# START OF Records for processing
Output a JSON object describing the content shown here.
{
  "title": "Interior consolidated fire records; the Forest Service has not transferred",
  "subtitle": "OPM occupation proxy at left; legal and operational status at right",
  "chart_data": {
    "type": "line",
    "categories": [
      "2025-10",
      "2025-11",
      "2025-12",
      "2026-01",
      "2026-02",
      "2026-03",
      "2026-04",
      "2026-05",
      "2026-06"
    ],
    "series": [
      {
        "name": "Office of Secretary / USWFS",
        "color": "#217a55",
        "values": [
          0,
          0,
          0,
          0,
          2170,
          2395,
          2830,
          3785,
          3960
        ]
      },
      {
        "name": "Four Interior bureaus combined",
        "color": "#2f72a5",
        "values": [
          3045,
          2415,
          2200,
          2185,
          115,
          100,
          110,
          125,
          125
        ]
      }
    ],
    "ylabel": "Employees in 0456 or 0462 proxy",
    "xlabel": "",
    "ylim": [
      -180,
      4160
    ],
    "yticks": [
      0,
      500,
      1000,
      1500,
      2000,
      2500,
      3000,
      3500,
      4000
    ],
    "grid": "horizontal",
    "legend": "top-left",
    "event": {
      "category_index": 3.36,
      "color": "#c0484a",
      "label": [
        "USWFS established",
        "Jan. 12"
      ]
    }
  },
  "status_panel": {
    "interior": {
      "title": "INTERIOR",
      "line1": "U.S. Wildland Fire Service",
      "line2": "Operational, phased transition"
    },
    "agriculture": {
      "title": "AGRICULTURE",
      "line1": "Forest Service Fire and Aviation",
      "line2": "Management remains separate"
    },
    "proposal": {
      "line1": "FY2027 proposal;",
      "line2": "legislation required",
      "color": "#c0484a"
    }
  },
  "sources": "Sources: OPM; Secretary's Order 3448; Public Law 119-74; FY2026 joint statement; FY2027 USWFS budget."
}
# END OF Records for processing
| Given exercise |
Extract all of the data shown above and repeat it verbatim.

| Written response |
Output a JSON object describing the content shown here.
{
  "title": "Interior consolidated fire records; the Forest Service has not transferred",
  "subtitle": "OPM occupation proxy at left; legal and operational status at right",
  "chart_data": {
    "type": "line",
    "categories": [
      "2025-10",
      "2025-11",
      "2025-12",
      "2026-01",
      "2026-02",
      "2026-03",
      "2026-04",
      "2026-05",
      "2026-06"
    ],
    "series": [
      {
        "name": "Office of Secretary / USWFS",
        "color": "#217a55",
        "values": [
          0,
          0,
          0,
          0,
          2170,
          2395,
          2830,
          3785,
          3960
        ]
      },
      {
        "name": "Four Interior bureaus combined",
        "color": "#2f72a5",
        "values": [
          3045,
          2415,
          2200,
          2185,
          115,
          100,
          110,
          125,
          125
        ]
      }
    ],
    "ylabel": "Employees in 0456 or 0462 proxy",
    "xlabel": "",
    "ylim": [
      -180,
      4160
    ],
    "yticks": [
      0,
      500,
      1000,
      1500,
      2000,
      2500,
      3000,
      3500,
      4000
    ],
    "grid": "horizontal",
    "legend": "top-left",
    "event": {
      "category_index": 3.36,
      "color": "#c0484a",
      "label": [
        "USWFS established",
        "Jan. 12"
      ]
    }
  },
  "status_panel": {
    "interior": {
      "title": "INTERIOR",
      "line1": "U.S. Wildland Fire Service",
      "line2": "Operational, phased transition"
    },
    "agriculture": {
      "title": "AGRICULTURE",
      "line1": "Forest Service Fire and Aviation",
      "line2": "Management remains separate"
    },
    "proposal": {
      "line1": "FY2027 proposal;",
      "line2": "legislation required",
      "color": "#c0484a"
    }
  },
  "sources": "Sources: OPM; Secretary's Order 3448; Public Law 119-74; FY2026 joint statement; FY2027 USWFS budget."
}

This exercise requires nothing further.